_INSTRUCTION_.
Faithfully return all lines, omitting every embedded picture.

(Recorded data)
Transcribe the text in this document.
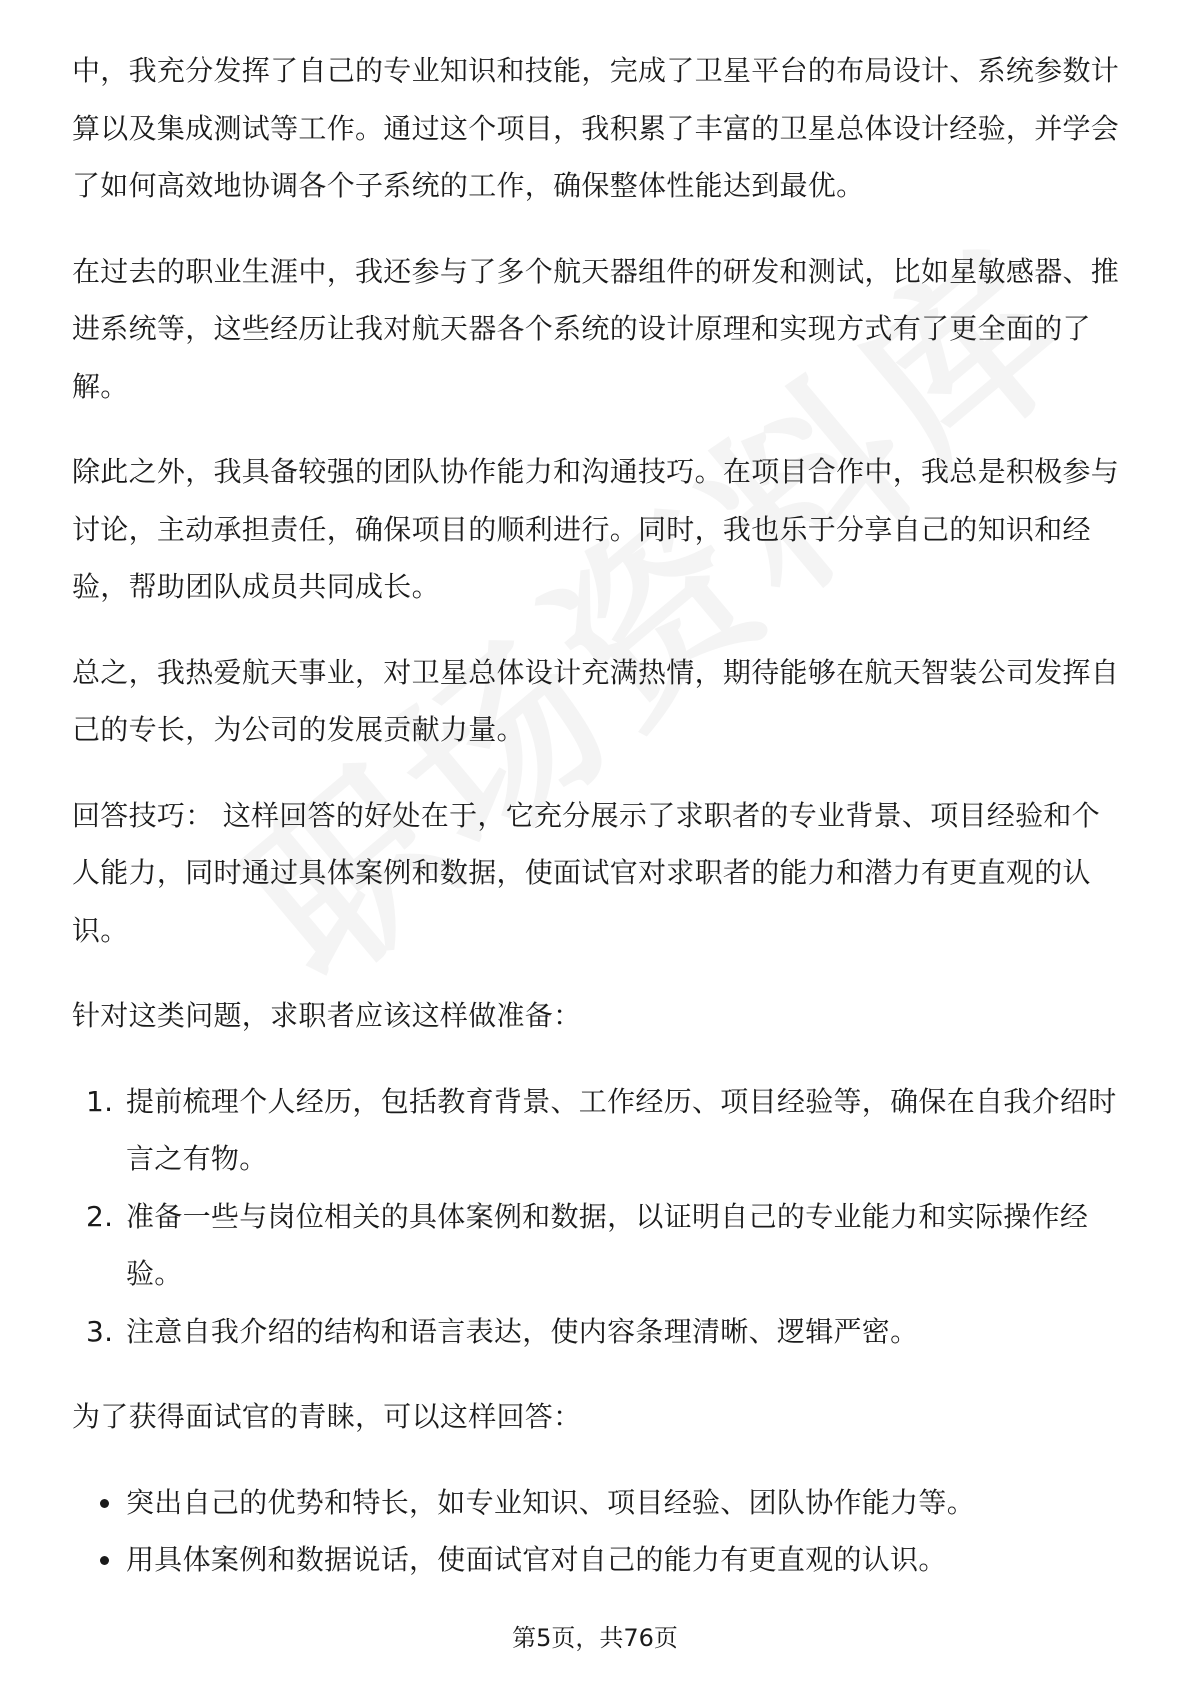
中，我充分发挥了自己的专业知识和技能，完成了卫星平台的布局设计、系统参数计算以及集成测试等工作。通过这个项目，我积累了丰富的卫星总体设计经验，并学会了如何高效地协调各个子系统的工作，确保整体性能达到最优。

在过去的职业生涯中，我还参与了多个航天器组件的研发和测试，比如星敏感器、推进系统等，这些经历让我对航天器各个系统的设计原理和实现方式有了更全面的了解。

除此之外，我具备较强的团队协作能力和沟通技巧。在项目合作中，我总是积极参与讨论，主动承担责任，确保项目的顺利进行。同时，我也乐于分享自己的知识和经验，帮助团队成员共同成长。

总之，我热爱航天事业，对卫星总体设计充满热情，期待能够在航天智装公司发挥自己的专长，为公司的发展贡献力量。

回答技巧： 这样回答的好处在于，它充分展示了求职者的专业背景、项目经验和个人能力，同时通过具体案例和数据，使面试官对求职者的能力和潜力有更直观的认识。

针对这类问题，求职者应该这样做准备：

1. 提前梳理个人经历，包括教育背景、工作经历、项目经验等，确保在自我介绍时言之有物。
2. 准备一些与岗位相关的具体案例和数据，以证明自己的专业能力和实际操作经验。
3. 注意自我介绍的结构和语言表达，使内容条理清晰、逻辑严密。

为了获得面试官的青睐，可以这样回答：

突出自己的优势和特长，如专业知识、项目经验、团队协作能力等。
用具体案例和数据说话，使面试官对自己的能力有更直观的认识。
第5页，共76页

_EXPECTED OUTPUT_.
Transcribe the text in this document.
中，我充分发挥了自己的专业知识和技能，完成了卫星平台的布局设计、系统参数计算以及集成测试等工作。通过这个项目，我积累了丰富的卫星总体设计经验，并学会了如何高效地协调各个子系统的工作，确保整体性能达到最优。

在过去的职业生涯中，我还参与了多个航天器组件的研发和测试，比如星敏感器、推进系统等，这些经历让我对航天器各个系统的设计原理和实现方式有了更全面的了解。

除此之外，我具备较强的团队协作能力和沟通技巧。在项目合作中，我总是积极参与讨论，主动承担责任，确保项目的顺利进行。同时，我也乐于分享自己的知识和经验，帮助团队成员共同成长。

总之，我热爱航天事业，对卫星总体设计充满热情，期待能够在航天智装公司发挥自己的专长，为公司的发展贡献力量。

回答技巧： 这样回答的好处在于，它充分展示了求职者的专业背景、项目经验和个人能力，同时通过具体案例和数据，使面试官对求职者的能力和潜力有更直观的认识。

针对这类问题，求职者应该这样做准备：

1. 提前梳理个人经历，包括教育背景、工作经历、项目经验等，确保在自我介绍时言之有物。
2. 准备一些与岗位相关的具体案例和数据，以证明自己的专业能力和实际操作经验。
3. 注意自我介绍的结构和语言表达，使内容条理清晰、逻辑严密。

为了获得面试官的青睐，可以这样回答：

突出自己的优势和特长，如专业知识、项目经验、团队协作能力等。
用具体案例和数据说话，使面试官对自己的能力有更直观的认识。
第5页，共76页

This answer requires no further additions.